• [What the task asks]: Copy all of the material word for word, except for the pictures.

• [Dataset items]:
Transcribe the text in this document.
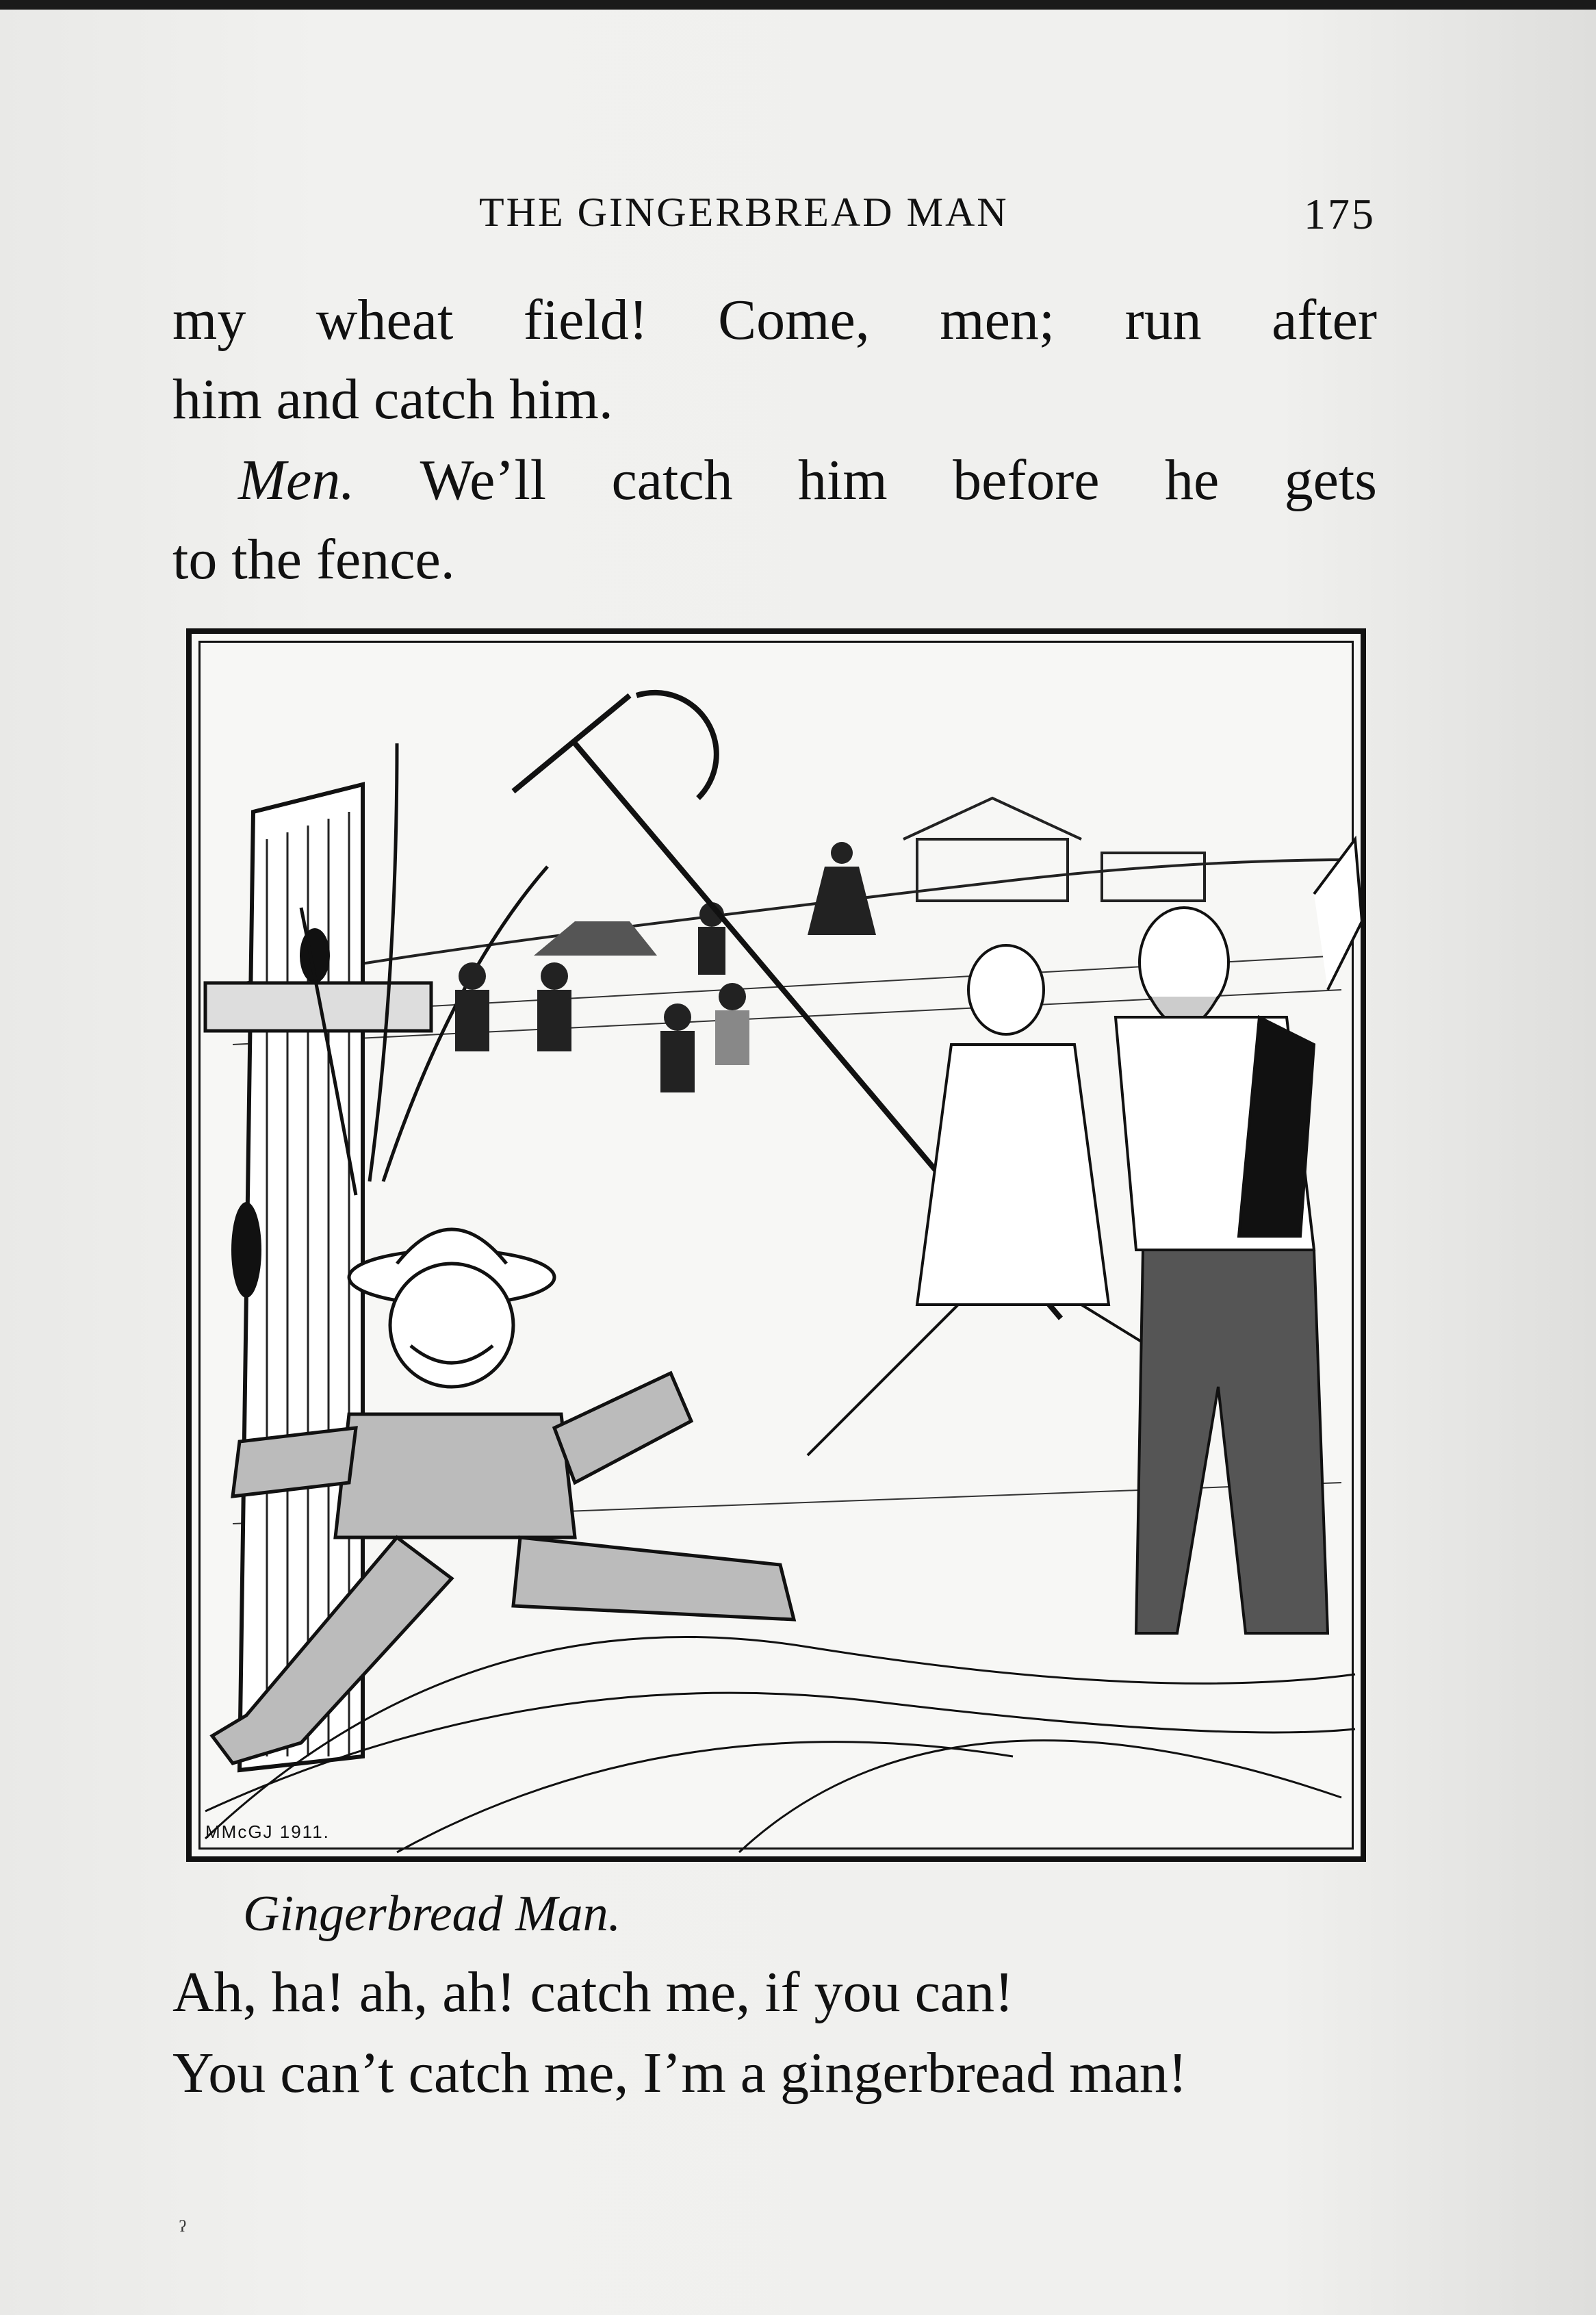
THE GINGERBREAD MAN	175
my wheat field! Come, men; run after
him and catch him.
Men. We’ll catch him before he gets
to the fence.
MMcGJ 1911.
Gingerbread Man.
Ah, ha! ah, ah! catch me, if you can!
You can’t catch me, I’m a gingerbread man!
ˀ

• [Complete response]:
Transcribe the text in this document.
THE GINGERBREAD MAN	175
my wheat field! Come, men; run after
him and catch him.
Men. We’ll catch him before he gets
to the fence.
MMcGJ 1911.
Gingerbread Man.
Ah, ha! ah, ah! catch me, if you can!
You can’t catch me, I’m a gingerbread man!
ˀ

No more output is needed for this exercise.